**REQUEST**: Show all lines from the listing below that contain "Mist".
# START OF SUPPLIED RECORDS
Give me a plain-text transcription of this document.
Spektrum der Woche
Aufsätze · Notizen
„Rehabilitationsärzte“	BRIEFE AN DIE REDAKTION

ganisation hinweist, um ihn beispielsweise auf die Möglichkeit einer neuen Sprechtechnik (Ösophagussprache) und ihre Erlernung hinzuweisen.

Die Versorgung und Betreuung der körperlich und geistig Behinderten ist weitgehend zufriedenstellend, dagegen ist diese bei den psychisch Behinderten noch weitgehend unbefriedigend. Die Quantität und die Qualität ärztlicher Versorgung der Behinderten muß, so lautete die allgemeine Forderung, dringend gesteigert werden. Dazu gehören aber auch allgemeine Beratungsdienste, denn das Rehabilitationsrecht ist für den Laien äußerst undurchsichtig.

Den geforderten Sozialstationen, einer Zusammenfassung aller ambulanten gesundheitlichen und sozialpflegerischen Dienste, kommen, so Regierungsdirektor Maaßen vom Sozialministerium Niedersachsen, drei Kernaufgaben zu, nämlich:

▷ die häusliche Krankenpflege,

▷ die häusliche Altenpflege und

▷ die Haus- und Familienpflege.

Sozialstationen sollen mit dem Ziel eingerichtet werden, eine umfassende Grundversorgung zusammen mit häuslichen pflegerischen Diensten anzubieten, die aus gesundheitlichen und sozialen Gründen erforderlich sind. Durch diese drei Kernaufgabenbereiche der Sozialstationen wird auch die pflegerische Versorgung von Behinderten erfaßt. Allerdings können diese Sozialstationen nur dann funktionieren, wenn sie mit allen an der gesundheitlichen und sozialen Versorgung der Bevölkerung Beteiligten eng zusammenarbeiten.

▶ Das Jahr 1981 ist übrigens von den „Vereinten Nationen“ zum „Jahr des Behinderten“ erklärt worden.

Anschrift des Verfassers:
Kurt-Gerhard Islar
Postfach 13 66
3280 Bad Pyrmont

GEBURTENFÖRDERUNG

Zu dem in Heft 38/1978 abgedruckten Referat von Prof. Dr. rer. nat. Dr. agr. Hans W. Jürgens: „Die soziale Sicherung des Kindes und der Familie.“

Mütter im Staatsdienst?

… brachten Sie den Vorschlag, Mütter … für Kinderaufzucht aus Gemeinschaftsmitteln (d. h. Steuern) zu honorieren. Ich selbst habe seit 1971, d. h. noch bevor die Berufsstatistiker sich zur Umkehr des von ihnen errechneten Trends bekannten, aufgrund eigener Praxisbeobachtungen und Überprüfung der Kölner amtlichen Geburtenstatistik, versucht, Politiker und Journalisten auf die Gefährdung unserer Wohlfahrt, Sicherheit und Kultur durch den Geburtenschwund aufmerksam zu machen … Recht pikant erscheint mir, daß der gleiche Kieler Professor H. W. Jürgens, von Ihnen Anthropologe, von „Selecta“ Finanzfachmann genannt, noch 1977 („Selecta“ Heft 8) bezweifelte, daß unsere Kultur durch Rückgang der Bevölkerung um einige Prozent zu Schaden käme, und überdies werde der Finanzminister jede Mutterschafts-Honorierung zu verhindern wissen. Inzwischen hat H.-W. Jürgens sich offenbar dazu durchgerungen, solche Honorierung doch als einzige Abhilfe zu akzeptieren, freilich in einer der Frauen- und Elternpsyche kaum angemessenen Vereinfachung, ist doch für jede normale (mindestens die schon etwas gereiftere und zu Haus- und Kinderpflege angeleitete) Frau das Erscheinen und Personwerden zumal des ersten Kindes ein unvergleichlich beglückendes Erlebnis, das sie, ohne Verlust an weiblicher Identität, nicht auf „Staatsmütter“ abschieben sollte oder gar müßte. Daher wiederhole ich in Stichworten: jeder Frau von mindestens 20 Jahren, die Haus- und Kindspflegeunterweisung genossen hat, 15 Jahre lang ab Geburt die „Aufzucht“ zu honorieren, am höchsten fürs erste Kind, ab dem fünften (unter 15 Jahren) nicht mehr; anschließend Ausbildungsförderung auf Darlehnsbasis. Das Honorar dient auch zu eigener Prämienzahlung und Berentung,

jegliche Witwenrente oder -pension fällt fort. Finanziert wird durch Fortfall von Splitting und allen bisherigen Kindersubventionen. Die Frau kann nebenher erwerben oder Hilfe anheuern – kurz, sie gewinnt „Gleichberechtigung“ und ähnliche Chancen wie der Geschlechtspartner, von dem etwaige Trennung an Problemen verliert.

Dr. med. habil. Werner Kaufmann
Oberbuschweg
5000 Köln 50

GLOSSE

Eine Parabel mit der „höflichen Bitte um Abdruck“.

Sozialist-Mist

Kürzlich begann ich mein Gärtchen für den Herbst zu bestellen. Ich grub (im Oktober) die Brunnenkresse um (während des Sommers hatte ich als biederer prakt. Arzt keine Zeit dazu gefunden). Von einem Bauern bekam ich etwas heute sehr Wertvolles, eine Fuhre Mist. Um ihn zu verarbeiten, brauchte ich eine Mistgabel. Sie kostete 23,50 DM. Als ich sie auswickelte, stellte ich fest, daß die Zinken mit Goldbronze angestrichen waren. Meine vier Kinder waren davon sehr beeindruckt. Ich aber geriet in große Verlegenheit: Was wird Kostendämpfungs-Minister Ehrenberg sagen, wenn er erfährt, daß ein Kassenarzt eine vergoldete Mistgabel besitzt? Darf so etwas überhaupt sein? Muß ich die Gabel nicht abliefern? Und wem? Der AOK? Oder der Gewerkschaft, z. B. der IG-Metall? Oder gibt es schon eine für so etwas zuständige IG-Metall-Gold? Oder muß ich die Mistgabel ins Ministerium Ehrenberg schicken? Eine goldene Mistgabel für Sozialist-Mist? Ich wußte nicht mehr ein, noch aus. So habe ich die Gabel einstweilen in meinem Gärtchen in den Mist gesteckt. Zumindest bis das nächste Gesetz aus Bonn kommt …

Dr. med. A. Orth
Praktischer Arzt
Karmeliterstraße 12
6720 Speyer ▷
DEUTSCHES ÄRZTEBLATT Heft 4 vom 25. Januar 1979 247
# END OF SUPPLIED RECORDS
# START OF SUPPLIED RECORDS
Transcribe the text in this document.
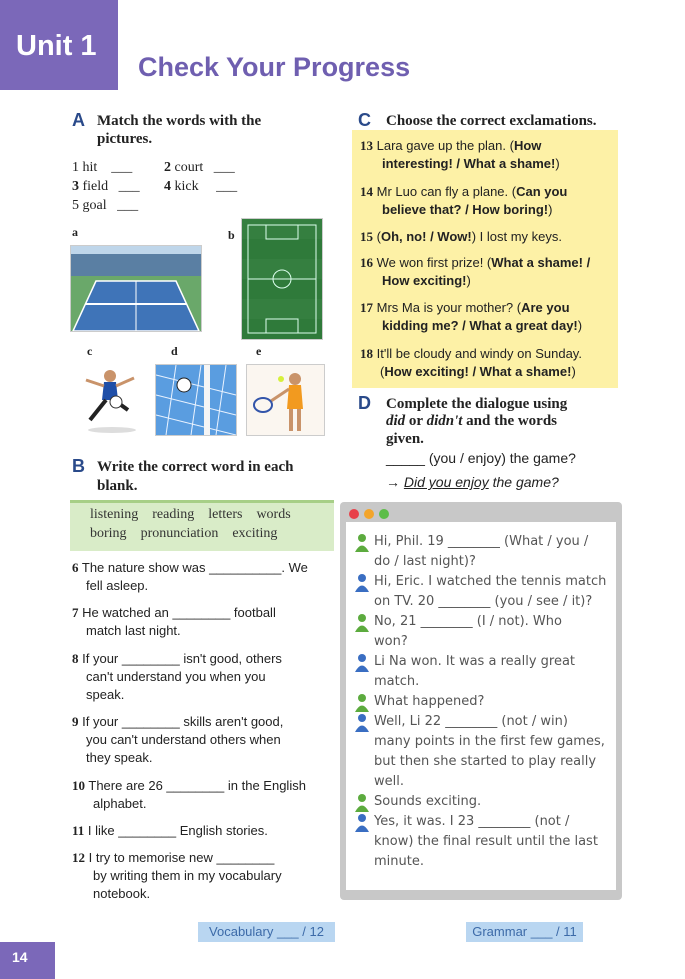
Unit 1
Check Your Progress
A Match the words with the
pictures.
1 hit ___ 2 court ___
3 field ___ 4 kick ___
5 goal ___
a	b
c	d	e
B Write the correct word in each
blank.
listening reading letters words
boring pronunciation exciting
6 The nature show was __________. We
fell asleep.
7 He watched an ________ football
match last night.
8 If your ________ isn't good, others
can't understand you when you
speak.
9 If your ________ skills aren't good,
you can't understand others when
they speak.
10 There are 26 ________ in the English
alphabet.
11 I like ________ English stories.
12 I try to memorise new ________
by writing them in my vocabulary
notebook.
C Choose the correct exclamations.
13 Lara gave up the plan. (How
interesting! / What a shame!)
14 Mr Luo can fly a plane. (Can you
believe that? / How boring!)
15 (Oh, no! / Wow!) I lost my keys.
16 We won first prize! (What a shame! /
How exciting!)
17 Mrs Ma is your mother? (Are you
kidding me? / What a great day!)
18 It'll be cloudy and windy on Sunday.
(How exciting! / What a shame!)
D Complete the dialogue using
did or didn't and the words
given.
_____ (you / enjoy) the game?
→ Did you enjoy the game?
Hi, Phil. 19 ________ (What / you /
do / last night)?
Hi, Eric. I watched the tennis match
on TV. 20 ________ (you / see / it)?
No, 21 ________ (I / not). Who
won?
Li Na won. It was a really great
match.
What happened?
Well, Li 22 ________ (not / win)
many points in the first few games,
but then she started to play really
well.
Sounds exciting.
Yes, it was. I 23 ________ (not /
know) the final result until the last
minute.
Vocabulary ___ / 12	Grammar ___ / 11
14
# END OF SUPPLIED RECORDS
**ANSWER TO THIS PROBLEM**:
Sozialist-Mist
Kürzlich begann ich mein Gärtchen für den Herbst zu bestellen. Ich grub (im Oktober) die Brunnenkresse um (während des Sommers hatte ich als biederer prakt. Arzt keine Zeit dazu gefunden). Von einem Bauern bekam ich etwas heute sehr Wertvolles, eine Fuhre Mist. Um ihn zu verarbeiten, brauchte ich eine Mistgabel. Sie kostete 23,50 DM. Als ich sie auswickelte, stellte ich fest, daß die Zinken mit Goldbronze angestrichen waren. Meine vier Kinder waren davon sehr beeindruckt. Ich aber geriet in große Verlegenheit: Was wird Kostendämpfungs-Minister Ehrenberg sagen, wenn er erfährt, daß ein Kassenarzt eine vergoldete Mistgabel besitzt? Darf so etwas überhaupt sein? Muß ich die Gabel nicht abliefern? Und wem? Der AOK? Oder der Gewerkschaft, z. B. der IG-Metall? Oder gibt es schon eine für so etwas zuständige IG-Metall-Gold? Oder muß ich die Mistgabel ins Ministerium Ehrenberg schicken? Eine goldene Mistgabel für Sozialist-Mist? Ich wußte nicht mehr ein, noch aus. So habe ich die Gabel einstweilen in meinem Gärtchen in den Mist gesteckt. Zumindest bis das nächste Gesetz aus Bonn kommt …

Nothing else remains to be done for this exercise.